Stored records
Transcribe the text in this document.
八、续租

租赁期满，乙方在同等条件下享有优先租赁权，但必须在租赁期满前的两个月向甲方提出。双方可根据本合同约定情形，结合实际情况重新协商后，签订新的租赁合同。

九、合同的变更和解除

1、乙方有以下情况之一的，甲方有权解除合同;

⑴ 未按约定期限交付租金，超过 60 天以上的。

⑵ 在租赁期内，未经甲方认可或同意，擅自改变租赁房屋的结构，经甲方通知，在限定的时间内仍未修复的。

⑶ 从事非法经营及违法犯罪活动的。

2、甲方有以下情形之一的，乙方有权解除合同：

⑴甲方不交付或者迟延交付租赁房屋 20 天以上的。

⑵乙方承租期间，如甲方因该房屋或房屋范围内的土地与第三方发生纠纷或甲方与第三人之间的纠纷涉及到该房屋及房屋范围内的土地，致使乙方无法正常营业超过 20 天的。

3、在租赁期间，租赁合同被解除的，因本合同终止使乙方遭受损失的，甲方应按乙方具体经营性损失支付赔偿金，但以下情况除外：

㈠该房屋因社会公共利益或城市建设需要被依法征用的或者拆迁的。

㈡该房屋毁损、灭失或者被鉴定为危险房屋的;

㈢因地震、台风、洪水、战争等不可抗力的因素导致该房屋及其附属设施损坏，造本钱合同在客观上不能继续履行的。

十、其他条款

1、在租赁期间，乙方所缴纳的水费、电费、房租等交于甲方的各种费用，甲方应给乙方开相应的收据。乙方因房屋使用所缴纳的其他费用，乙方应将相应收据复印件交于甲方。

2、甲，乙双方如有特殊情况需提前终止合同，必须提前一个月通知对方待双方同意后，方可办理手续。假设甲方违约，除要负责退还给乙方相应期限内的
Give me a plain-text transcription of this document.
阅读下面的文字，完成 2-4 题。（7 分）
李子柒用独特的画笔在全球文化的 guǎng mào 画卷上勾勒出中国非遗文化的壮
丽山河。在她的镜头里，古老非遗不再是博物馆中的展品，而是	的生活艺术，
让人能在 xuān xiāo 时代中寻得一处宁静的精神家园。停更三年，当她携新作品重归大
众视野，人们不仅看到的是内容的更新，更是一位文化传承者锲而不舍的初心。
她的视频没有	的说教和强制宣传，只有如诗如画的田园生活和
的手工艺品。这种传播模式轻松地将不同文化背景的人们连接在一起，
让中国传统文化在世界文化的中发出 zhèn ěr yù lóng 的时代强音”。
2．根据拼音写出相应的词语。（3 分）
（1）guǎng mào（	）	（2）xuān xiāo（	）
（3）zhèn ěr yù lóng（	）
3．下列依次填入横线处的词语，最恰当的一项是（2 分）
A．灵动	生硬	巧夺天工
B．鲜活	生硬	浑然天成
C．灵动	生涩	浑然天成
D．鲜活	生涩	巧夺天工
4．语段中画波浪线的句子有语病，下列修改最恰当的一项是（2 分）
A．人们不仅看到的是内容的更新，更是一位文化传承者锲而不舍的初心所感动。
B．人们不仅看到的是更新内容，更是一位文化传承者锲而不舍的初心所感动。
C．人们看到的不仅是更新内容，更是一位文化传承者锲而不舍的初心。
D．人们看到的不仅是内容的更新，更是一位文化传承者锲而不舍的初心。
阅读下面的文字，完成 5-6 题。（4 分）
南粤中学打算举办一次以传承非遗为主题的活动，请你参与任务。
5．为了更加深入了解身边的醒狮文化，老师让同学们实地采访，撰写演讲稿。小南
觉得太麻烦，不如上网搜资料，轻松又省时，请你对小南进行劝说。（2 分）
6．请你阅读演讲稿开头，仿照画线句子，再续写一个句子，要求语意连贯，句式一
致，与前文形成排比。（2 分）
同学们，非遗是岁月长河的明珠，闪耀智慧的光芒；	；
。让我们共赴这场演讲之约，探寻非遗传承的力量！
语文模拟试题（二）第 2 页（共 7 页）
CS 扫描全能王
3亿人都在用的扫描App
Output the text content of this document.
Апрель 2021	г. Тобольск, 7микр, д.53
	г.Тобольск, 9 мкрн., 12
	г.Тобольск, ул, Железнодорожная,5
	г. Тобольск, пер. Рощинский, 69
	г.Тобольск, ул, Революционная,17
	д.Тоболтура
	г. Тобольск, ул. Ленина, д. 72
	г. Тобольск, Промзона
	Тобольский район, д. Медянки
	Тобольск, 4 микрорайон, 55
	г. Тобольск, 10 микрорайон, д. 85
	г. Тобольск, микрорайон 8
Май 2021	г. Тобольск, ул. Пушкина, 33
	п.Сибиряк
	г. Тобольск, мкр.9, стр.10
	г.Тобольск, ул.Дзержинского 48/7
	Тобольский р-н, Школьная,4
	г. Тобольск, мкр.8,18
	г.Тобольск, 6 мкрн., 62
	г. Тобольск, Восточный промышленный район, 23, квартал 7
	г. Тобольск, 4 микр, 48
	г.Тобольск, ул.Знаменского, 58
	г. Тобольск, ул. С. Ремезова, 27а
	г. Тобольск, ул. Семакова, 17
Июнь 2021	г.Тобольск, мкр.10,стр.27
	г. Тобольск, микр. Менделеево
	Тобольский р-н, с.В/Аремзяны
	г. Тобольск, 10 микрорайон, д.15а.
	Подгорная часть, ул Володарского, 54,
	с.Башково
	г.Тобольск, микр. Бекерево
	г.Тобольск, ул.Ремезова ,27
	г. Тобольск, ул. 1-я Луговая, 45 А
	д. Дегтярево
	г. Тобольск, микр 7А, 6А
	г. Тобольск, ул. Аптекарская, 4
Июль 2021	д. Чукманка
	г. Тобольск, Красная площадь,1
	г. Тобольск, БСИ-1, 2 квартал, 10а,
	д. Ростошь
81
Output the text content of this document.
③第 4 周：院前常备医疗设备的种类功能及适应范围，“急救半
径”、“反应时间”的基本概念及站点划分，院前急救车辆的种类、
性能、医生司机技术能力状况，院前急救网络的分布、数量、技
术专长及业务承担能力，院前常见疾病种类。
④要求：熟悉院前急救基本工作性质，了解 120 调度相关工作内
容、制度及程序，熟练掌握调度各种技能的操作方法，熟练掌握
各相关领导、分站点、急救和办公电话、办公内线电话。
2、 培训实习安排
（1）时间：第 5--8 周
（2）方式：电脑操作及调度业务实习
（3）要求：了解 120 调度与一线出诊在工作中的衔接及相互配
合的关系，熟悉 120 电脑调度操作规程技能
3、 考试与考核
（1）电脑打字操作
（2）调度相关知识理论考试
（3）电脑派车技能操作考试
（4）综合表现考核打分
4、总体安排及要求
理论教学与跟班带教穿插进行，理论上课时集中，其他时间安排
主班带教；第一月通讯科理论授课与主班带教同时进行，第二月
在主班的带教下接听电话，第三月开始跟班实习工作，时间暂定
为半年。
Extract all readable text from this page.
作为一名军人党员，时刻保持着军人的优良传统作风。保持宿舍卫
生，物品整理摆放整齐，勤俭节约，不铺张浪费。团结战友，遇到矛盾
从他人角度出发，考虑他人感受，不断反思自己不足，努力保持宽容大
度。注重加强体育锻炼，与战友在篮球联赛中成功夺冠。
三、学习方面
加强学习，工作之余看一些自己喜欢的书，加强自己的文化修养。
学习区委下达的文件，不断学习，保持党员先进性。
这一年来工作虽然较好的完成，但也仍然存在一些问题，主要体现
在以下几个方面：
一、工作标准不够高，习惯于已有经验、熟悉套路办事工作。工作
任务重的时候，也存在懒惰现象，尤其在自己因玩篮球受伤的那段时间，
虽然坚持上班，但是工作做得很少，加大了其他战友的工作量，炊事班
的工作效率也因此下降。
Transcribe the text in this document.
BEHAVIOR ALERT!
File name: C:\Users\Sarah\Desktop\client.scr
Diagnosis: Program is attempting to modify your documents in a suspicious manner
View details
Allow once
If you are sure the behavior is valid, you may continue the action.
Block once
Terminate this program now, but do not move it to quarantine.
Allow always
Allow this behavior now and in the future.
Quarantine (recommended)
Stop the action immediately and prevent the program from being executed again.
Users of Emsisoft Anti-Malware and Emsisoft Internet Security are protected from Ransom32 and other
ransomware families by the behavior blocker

* WHAT YOU WILL DO: Copy all lines of the material above where the string "lóng" occurs.

* WRITTEN REPLY:
让中国传统文化在世界文化的中发出 zhèn ěr yù lóng 的时代强音”。
（3）zhèn ěr yù lóng（	）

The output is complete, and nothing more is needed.